TASK GOAL |
Using the entries that follow, count the lines containing the word "JSON" and give that number by itself.

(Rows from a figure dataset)
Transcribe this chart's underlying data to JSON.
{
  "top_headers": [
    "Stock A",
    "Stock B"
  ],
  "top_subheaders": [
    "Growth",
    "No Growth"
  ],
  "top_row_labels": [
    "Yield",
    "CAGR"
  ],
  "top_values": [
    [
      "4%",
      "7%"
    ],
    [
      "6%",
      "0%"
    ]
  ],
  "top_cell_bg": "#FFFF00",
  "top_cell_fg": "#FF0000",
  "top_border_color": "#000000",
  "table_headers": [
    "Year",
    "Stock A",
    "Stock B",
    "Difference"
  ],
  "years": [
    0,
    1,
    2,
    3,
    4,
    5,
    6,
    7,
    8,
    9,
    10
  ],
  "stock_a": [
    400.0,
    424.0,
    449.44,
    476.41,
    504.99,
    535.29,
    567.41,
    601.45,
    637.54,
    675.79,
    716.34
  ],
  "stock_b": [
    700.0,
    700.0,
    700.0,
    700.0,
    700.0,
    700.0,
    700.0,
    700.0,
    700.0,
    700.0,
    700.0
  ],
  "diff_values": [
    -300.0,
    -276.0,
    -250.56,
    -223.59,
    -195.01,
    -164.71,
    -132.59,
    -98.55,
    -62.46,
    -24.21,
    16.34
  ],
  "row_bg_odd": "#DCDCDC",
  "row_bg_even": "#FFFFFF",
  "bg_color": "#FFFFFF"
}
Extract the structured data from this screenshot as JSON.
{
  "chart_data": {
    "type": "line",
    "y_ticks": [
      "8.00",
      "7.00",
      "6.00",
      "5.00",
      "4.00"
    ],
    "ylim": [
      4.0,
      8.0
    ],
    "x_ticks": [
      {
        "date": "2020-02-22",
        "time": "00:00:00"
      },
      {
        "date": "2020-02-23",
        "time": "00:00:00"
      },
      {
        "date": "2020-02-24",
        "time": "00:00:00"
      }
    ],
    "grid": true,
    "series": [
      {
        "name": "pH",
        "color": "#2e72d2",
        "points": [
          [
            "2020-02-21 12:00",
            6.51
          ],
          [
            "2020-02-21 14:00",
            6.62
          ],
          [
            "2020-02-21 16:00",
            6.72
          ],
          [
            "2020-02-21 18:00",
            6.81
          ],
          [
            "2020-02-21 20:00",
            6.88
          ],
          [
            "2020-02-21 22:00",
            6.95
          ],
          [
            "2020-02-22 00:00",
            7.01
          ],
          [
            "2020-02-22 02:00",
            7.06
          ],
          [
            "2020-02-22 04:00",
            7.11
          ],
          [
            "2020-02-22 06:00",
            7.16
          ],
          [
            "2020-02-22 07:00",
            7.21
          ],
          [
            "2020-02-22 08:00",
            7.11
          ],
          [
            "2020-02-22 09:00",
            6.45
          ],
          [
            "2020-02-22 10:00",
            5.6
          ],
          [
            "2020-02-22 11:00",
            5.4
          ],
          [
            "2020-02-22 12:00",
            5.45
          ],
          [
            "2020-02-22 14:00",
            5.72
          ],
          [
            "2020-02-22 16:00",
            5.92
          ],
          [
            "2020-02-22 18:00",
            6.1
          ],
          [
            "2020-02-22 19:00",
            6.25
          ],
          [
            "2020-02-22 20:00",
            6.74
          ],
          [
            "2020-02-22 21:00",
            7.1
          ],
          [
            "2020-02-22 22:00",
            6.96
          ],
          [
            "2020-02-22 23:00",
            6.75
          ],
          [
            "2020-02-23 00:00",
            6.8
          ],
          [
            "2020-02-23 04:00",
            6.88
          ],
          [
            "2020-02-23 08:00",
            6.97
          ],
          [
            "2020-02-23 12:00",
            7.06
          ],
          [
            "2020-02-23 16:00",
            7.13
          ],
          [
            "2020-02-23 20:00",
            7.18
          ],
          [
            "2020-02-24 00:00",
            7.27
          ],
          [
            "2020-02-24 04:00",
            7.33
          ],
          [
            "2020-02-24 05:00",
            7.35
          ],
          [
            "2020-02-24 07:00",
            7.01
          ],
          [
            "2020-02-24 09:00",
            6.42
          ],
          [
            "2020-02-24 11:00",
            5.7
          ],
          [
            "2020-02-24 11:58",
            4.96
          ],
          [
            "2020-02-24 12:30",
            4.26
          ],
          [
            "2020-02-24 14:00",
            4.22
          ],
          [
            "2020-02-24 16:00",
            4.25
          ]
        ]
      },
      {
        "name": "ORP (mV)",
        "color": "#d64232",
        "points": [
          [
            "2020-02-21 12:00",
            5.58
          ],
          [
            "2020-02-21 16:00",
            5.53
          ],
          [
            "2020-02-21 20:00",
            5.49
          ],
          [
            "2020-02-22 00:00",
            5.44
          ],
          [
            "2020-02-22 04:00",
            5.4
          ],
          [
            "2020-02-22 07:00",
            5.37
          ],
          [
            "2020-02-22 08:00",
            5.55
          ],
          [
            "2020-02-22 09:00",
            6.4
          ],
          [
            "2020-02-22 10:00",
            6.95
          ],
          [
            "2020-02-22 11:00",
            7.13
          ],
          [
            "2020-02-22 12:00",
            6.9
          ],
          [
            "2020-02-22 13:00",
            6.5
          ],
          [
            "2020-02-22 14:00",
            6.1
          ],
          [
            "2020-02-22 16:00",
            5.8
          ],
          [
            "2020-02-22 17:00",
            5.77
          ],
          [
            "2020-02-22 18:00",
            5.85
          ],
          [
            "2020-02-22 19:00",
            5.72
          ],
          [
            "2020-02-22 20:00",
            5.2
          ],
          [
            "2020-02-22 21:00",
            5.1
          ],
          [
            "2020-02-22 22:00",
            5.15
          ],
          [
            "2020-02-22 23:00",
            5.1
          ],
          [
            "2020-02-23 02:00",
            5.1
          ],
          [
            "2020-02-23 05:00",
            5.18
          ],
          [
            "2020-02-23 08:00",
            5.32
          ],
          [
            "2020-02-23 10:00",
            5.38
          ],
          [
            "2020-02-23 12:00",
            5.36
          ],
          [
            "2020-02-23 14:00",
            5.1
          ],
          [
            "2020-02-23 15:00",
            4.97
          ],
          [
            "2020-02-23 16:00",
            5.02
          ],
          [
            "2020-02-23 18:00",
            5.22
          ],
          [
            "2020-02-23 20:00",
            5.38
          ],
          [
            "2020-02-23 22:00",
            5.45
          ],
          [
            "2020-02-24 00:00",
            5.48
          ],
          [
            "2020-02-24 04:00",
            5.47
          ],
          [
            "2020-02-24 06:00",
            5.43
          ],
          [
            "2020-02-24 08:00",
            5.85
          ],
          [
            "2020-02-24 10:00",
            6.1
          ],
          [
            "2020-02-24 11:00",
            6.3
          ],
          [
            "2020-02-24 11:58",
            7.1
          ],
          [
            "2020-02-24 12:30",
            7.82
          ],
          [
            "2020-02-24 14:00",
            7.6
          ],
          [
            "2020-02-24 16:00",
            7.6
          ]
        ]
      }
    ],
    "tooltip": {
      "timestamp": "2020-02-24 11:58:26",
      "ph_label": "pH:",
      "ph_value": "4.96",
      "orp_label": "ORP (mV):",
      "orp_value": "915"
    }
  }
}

SOLUTION TO THIS PROBLEM |
2